What you will do ->
Please set down all the lines beneath this one exactly, without the pictures.
-- Start of Dataset records --
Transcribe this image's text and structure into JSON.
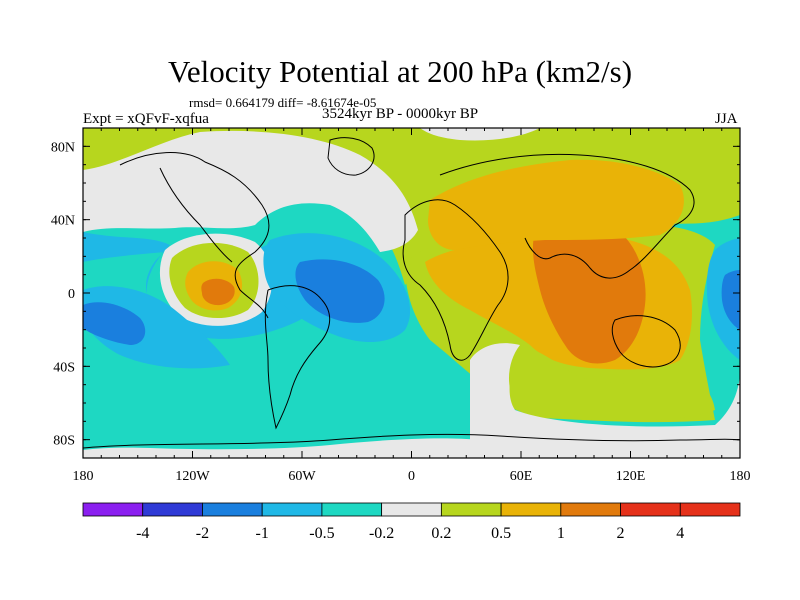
{
  "header": {
    "title": "Velocity Potential at 200 hPa (km2/s)",
    "stats": "rmsd= 0.664179 diff= -8.61674e-05",
    "experiment": "Expt = xQFvF-xqfua",
    "period": "3524kyr BP - 0000kyr BP",
    "season": "JJA"
  },
  "map": {
    "lon_ticks": [
      "180",
      "120W",
      "60W",
      "0",
      "60E",
      "120E",
      "180"
    ],
    "lat_ticks": [
      "80N",
      "40N",
      "0",
      "40S",
      "80S"
    ]
  },
  "colorbar": {
    "labels": [
      "-4",
      "-2",
      "-1",
      "-0.5",
      "-0.2",
      "0.2",
      "0.5",
      "1",
      "2",
      "4"
    ],
    "colors": [
      "#8b1ff0",
      "#2f3ad6",
      "#1a7fde",
      "#1fb8e6",
      "#1ed8c2",
      "#e8e8e8",
      "#b7d61e",
      "#e9b307",
      "#e17a0c",
      "#e5311a"
    ]
  }
}
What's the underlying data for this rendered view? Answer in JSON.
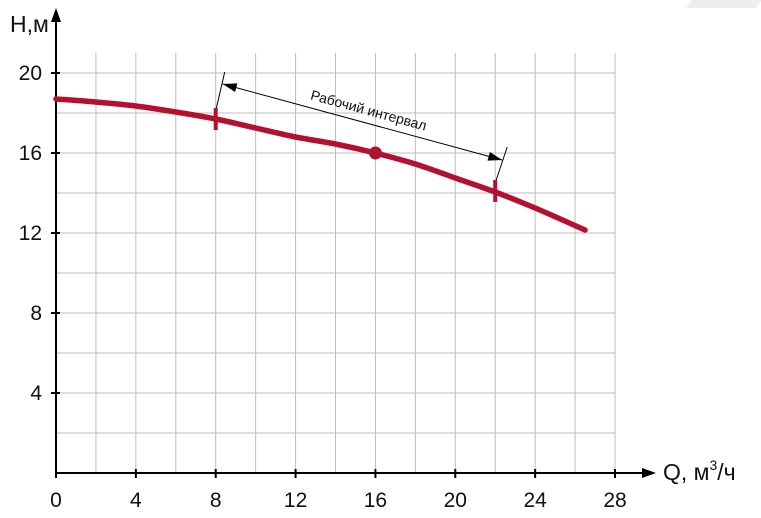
{
  "chart_data": {
    "type": "line",
    "title": "",
    "xlabel": "Q, м",
    "xlabel_sup": "3",
    "xlabel_suffix": "/ч",
    "ylabel": "H,м",
    "xlim": [
      0,
      28
    ],
    "ylim": [
      0,
      21
    ],
    "x_ticks": [
      0,
      4,
      8,
      12,
      16,
      20,
      24,
      28
    ],
    "y_ticks": [
      4,
      8,
      12,
      16,
      20
    ],
    "grid": true,
    "grid_step_x": 2,
    "grid_step_y": 2,
    "colors": {
      "curve": "#b3112e",
      "grid": "#bdbdbd",
      "axis": "#000000"
    },
    "series": [
      {
        "x": [
          0,
          2,
          4,
          6,
          8,
          10,
          12,
          14,
          16,
          18,
          20,
          22,
          24,
          26.5
        ],
        "y": [
          18.7,
          18.55,
          18.35,
          18.05,
          17.7,
          17.25,
          16.8,
          16.45,
          16.0,
          15.45,
          14.75,
          14.05,
          13.25,
          12.15
        ]
      }
    ],
    "operating_point": {
      "x": 16,
      "y": 16.0
    },
    "interval_markers": [
      {
        "x": 8,
        "y": 17.7
      },
      {
        "x": 22,
        "y": 14.1
      }
    ],
    "annotation": {
      "text": "Рабочий интервал",
      "x_start": 8,
      "x_end": 22
    }
  }
}
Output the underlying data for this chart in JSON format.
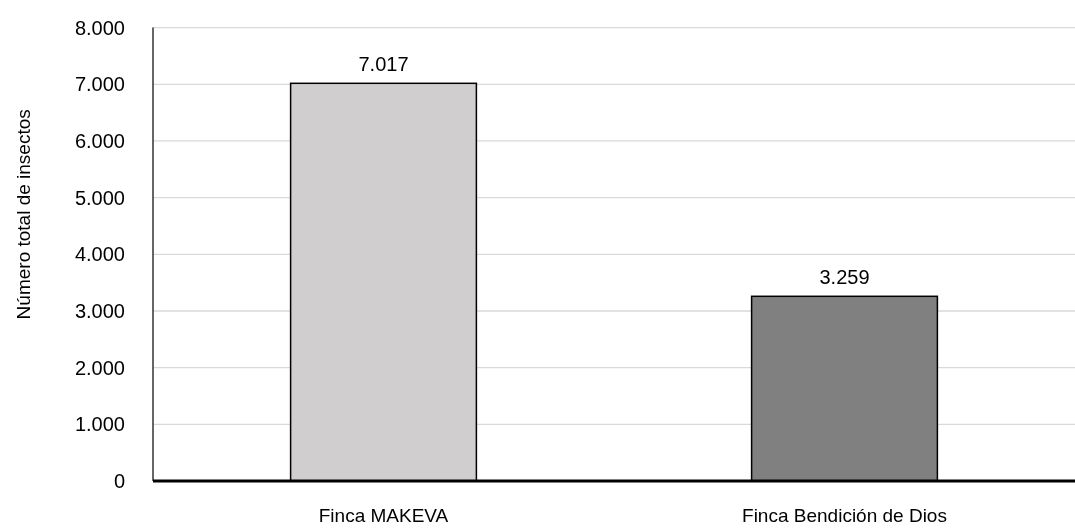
{
  "chart_data": {
    "type": "bar",
    "ylabel": "Número total de insectos",
    "categories": [
      "Finca MAKEVA",
      "Finca Bendición de Dios"
    ],
    "values": [
      7017,
      3259
    ],
    "colors": [
      "#d0cece",
      "#808080"
    ],
    "value_labels": [
      "7.017",
      "3.259"
    ],
    "ylim": [
      0,
      8000
    ],
    "yticks": [
      0,
      {
        "value": 1000,
        "label": "1.000"
      },
      {
        "value": 2000,
        "label": "2.000"
      },
      {
        "value": 3000,
        "label": "3.000"
      },
      {
        "value": 4000,
        "label": "4.000"
      },
      {
        "value": 5000,
        "label": "5.000"
      },
      {
        "value": 6000,
        "label": "6.000"
      },
      {
        "value": 7000,
        "label": "7.000"
      },
      {
        "value": 8000,
        "label": "8.000"
      }
    ],
    "grid": "y"
  }
}
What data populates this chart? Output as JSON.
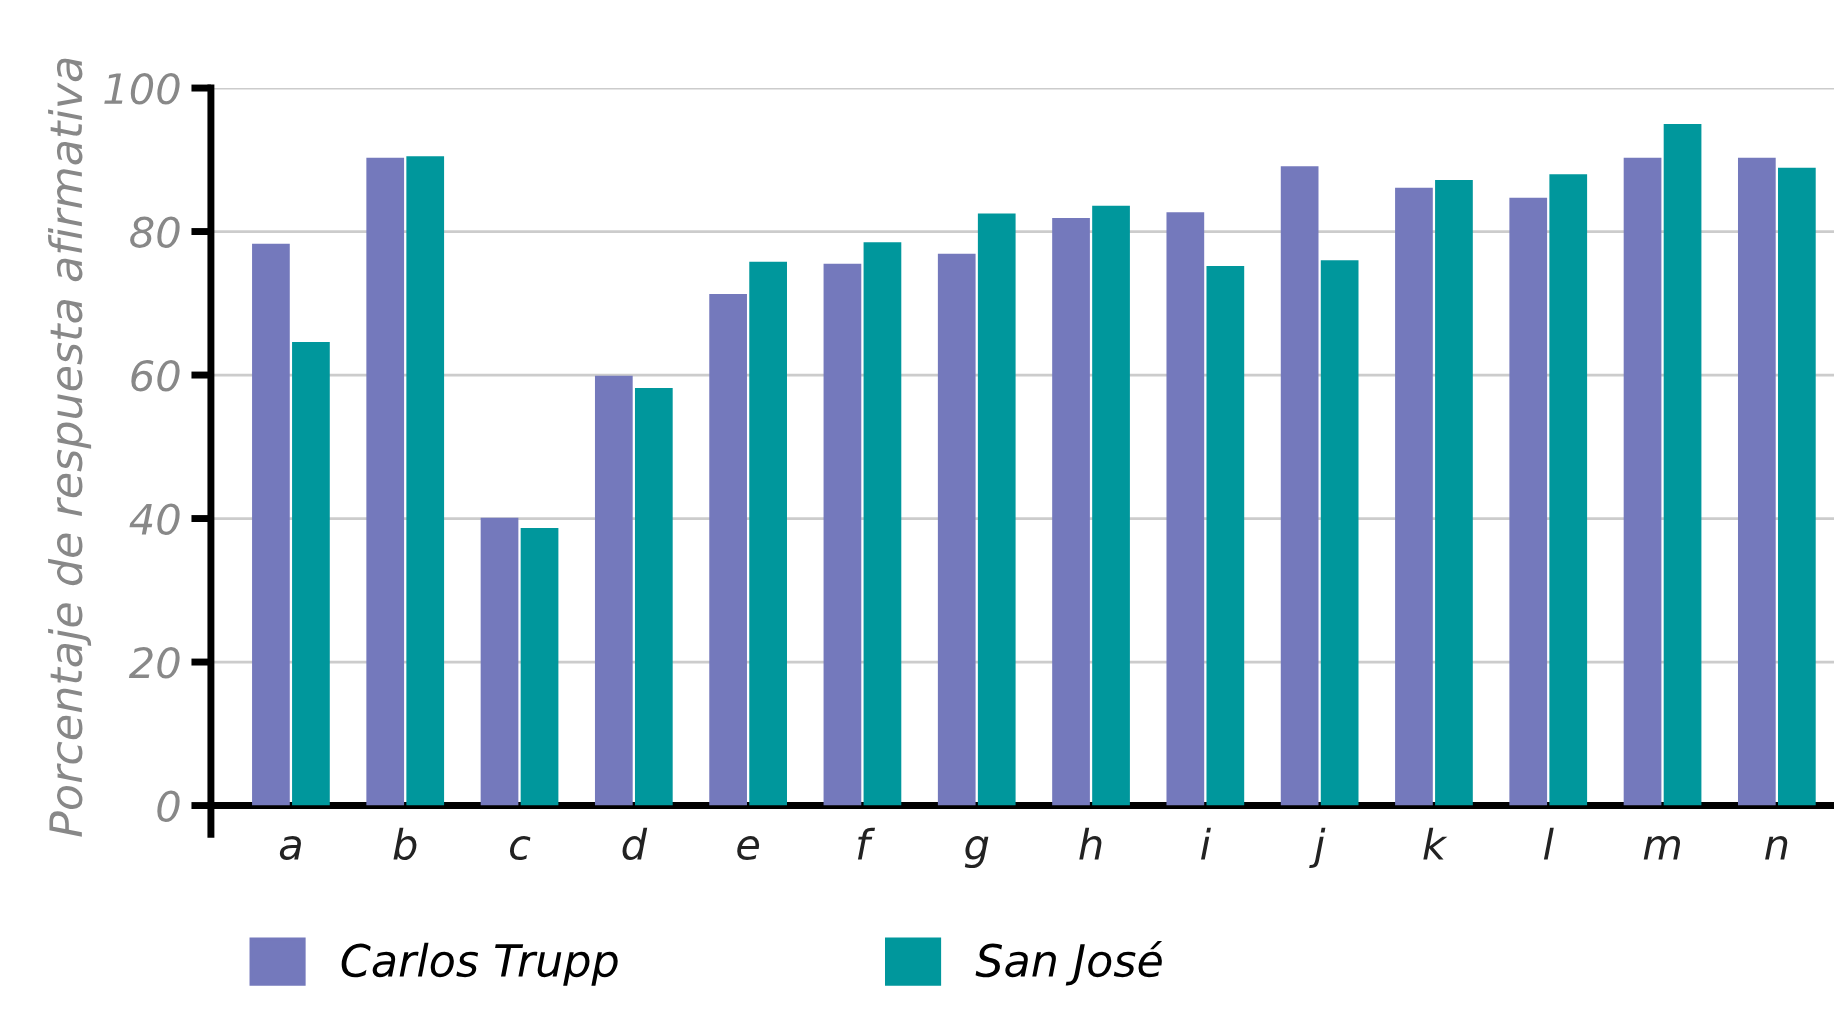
-- End of Dataset records --
The solution ->
Transcribe this image's text and structure into JSON.
{
  "header": {
    "title": "Velocity Potential at 200 hPa (km2/s)",
    "stats": "rmsd= 0.664179 diff= -8.61674e-05",
    "experiment": "Expt = xQFvF-xqfua",
    "period": "3524kyr BP - 0000kyr BP",
    "season": "JJA"
  },
  "map": {
    "lon_ticks": [
      "180",
      "120W",
      "60W",
      "0",
      "60E",
      "120E",
      "180"
    ],
    "lat_ticks": [
      "80N",
      "40N",
      "0",
      "40S",
      "80S"
    ]
  },
  "colorbar": {
    "labels": [
      "-4",
      "-2",
      "-1",
      "-0.5",
      "-0.2",
      "0.2",
      "0.5",
      "1",
      "2",
      "4"
    ],
    "colors": [
      "#8b1ff0",
      "#2f3ad6",
      "#1a7fde",
      "#1fb8e6",
      "#1ed8c2",
      "#e8e8e8",
      "#b7d61e",
      "#e9b307",
      "#e17a0c",
      "#e5311a"
    ]
  }
}
What's the underlying data for this rendered view? Answer in JSON.
{
  "chart_data": {
    "type": "line",
    "title": "",
    "xlabel": "Q, м",
    "xlabel_sup": "3",
    "xlabel_suffix": "/ч",
    "ylabel": "H,м",
    "xlim": [
      0,
      28
    ],
    "ylim": [
      0,
      21
    ],
    "x_ticks": [
      0,
      4,
      8,
      12,
      16,
      20,
      24,
      28
    ],
    "y_ticks": [
      4,
      8,
      12,
      16,
      20
    ],
    "grid": true,
    "grid_step_x": 2,
    "grid_step_y": 2,
    "colors": {
      "curve": "#b3112e",
      "grid": "#bdbdbd",
      "axis": "#000000"
    },
    "series": [
      {
        "x": [
          0,
          2,
          4,
          6,
          8,
          10,
          12,
          14,
          16,
          18,
          20,
          22,
          24,
          26.5
        ],
        "y": [
          18.7,
          18.55,
          18.35,
          18.05,
          17.7,
          17.25,
          16.8,
          16.45,
          16.0,
          15.45,
          14.75,
          14.05,
          13.25,
          12.15
        ]
      }
    ],
    "operating_point": {
      "x": 16,
      "y": 16.0
    },
    "interval_markers": [
      {
        "x": 8,
        "y": 17.7
      },
      {
        "x": 22,
        "y": 14.1
      }
    ],
    "annotation": {
      "text": "Рабочий интервал",
      "x_start": 8,
      "x_end": 22
    }
  }
}
Output the underlying data for this chart in JSON format.
{
  "chart_data": {
    "type": "bar",
    "ylabel": "Número total de insectos",
    "categories": [
      "Finca MAKEVA",
      "Finca Bendición de Dios"
    ],
    "values": [
      7017,
      3259
    ],
    "colors": [
      "#d0cece",
      "#808080"
    ],
    "value_labels": [
      "7.017",
      "3.259"
    ],
    "ylim": [
      0,
      8000
    ],
    "yticks": [
      0,
      {
        "value": 1000,
        "label": "1.000"
      },
      {
        "value": 2000,
        "label": "2.000"
      },
      {
        "value": 3000,
        "label": "3.000"
      },
      {
        "value": 4000,
        "label": "4.000"
      },
      {
        "value": 5000,
        "label": "5.000"
      },
      {
        "value": 6000,
        "label": "6.000"
      },
      {
        "value": 7000,
        "label": "7.000"
      },
      {
        "value": 8000,
        "label": "8.000"
      }
    ],
    "grid": "y"
  }
}
What data populates this chart? Output as JSON.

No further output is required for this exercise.